** begin Data provided **

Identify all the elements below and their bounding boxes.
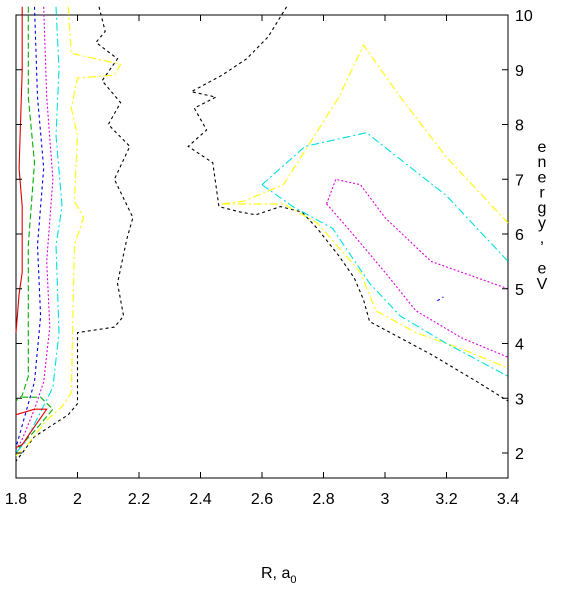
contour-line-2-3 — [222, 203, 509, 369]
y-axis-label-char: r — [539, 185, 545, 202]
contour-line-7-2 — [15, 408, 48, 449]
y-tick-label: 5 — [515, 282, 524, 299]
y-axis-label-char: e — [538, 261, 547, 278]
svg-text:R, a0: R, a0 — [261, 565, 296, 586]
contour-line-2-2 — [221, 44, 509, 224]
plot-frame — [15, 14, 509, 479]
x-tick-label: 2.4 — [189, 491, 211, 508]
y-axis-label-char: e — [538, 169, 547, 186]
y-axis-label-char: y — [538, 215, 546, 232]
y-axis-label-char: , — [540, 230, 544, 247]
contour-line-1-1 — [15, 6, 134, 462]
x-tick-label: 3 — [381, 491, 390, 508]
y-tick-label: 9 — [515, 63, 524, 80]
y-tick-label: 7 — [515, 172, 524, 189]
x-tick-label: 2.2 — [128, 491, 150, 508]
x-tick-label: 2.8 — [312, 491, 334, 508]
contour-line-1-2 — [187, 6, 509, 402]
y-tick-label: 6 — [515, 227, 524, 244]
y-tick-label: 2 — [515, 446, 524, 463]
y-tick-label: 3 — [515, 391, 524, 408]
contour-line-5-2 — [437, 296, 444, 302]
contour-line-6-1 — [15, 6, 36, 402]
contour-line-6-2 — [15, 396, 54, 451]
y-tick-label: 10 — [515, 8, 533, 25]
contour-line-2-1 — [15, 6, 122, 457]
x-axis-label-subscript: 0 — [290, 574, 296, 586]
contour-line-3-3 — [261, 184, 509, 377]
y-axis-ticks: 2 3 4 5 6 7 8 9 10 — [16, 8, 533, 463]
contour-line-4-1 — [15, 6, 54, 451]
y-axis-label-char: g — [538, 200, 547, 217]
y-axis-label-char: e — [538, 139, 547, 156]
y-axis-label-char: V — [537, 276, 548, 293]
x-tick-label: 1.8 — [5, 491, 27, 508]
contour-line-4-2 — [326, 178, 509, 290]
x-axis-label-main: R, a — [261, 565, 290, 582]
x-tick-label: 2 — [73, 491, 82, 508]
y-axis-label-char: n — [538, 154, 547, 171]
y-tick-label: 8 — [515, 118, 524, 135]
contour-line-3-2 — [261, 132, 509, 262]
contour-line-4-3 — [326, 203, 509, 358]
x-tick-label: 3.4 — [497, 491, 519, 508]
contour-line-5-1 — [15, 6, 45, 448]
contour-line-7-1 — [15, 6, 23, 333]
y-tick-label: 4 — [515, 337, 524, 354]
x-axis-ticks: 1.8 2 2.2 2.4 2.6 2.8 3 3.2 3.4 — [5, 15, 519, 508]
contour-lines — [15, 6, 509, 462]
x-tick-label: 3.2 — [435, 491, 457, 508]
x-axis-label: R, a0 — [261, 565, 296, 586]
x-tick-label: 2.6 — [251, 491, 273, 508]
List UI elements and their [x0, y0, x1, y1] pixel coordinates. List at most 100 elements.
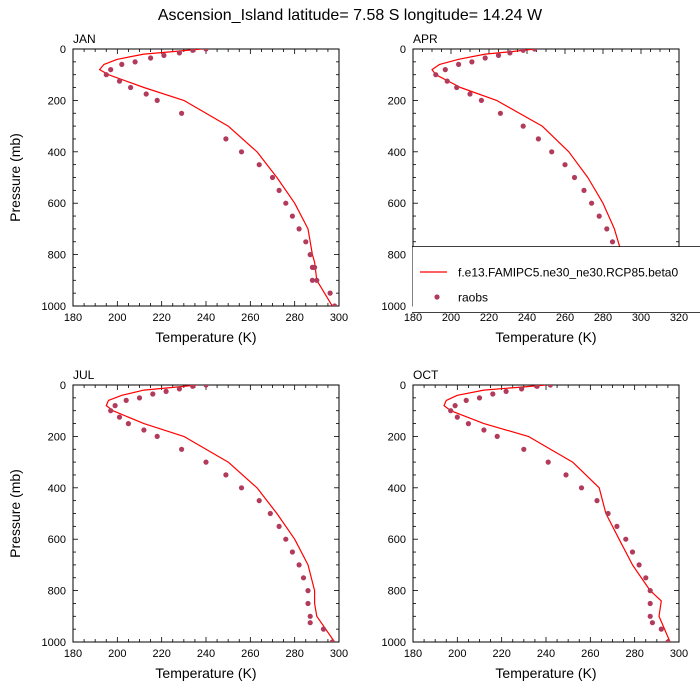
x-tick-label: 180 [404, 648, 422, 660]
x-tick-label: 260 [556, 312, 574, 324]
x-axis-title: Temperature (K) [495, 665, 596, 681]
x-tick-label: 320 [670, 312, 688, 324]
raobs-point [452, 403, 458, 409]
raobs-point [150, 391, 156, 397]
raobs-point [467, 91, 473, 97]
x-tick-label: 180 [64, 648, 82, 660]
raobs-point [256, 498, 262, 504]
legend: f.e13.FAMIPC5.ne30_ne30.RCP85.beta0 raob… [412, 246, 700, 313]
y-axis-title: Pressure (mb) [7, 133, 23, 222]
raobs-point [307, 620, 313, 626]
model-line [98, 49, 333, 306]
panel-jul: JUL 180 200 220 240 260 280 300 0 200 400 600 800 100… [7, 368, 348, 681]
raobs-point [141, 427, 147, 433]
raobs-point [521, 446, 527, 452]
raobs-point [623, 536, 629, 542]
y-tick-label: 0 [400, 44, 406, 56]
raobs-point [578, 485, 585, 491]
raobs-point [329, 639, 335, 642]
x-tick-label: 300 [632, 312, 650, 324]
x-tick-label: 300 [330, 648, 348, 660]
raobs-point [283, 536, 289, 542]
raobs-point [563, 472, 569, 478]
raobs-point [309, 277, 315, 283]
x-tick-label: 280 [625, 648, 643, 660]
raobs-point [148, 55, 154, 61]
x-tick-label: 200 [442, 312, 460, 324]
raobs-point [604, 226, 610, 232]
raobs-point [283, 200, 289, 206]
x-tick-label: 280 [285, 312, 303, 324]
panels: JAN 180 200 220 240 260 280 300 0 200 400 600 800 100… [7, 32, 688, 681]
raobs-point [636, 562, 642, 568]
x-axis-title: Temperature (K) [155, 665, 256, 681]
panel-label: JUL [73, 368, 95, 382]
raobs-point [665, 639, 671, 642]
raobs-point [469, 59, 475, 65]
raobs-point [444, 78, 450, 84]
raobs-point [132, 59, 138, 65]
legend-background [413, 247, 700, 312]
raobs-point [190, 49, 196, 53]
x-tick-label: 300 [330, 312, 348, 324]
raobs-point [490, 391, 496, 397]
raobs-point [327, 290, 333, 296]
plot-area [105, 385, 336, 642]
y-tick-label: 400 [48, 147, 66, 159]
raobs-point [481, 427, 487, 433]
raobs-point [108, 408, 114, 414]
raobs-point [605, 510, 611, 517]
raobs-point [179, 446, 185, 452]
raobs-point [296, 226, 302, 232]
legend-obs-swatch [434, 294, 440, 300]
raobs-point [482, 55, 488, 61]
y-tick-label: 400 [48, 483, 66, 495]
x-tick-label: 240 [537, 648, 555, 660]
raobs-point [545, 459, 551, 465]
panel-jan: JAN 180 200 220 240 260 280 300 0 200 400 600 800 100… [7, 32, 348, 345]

** end Data provided **

Exercise task: Reproduce the listing starting with the line that contains "x-tick-label: 180 [404, 648, 422, 660]" and going on through the line that contains "legend-background [413, 247, 700, 312]", both included.

Solution to this task:
x-tick-label: 180 [404, 648, 422, 660]
x-tick-label: 260 [556, 312, 574, 324]
x-axis-title: Temperature (K) [495, 665, 596, 681]
x-tick-label: 320 [670, 312, 688, 324]
raobs-point [452, 403, 458, 409]
raobs-point [150, 391, 156, 397]
raobs-point [467, 91, 473, 97]
x-tick-label: 180 [64, 648, 82, 660]
raobs-point [256, 498, 262, 504]
legend: f.e13.FAMIPC5.ne30_ne30.RCP85.beta0 raob… [412, 246, 700, 313]
y-axis-title: Pressure (mb) [7, 133, 23, 222]
raobs-point [307, 620, 313, 626]
model-line [98, 49, 333, 306]
panel-jul: JUL 180 200 220 240 260 280 300 0 200 400 600 800 100… [7, 368, 348, 681]
raobs-point [141, 427, 147, 433]
raobs-point [521, 446, 527, 452]
raobs-point [623, 536, 629, 542]
y-tick-label: 0 [400, 44, 406, 56]
raobs-point [578, 485, 585, 491]
raobs-point [329, 639, 335, 642]
x-tick-label: 300 [632, 312, 650, 324]
x-tick-label: 300 [330, 648, 348, 660]
raobs-point [283, 536, 289, 542]
raobs-point [563, 472, 569, 478]
raobs-point [309, 277, 315, 283]
x-tick-label: 280 [625, 648, 643, 660]
raobs-point [148, 55, 154, 61]
x-tick-label: 200 [442, 312, 460, 324]
raobs-point [604, 226, 610, 232]
raobs-point [283, 200, 289, 206]
x-tick-label: 280 [285, 312, 303, 324]
panels: JAN 180 200 220 240 260 280 300 0 200 400 600 800 100… [7, 32, 688, 681]
raobs-point [636, 562, 642, 568]
x-axis-title: Temperature (K) [155, 665, 256, 681]
panel-label: JUL [73, 368, 95, 382]
raobs-point [665, 639, 671, 642]
raobs-point [469, 59, 475, 65]
raobs-point [444, 78, 450, 84]
raobs-point [132, 59, 138, 65]
legend-background [413, 247, 700, 312]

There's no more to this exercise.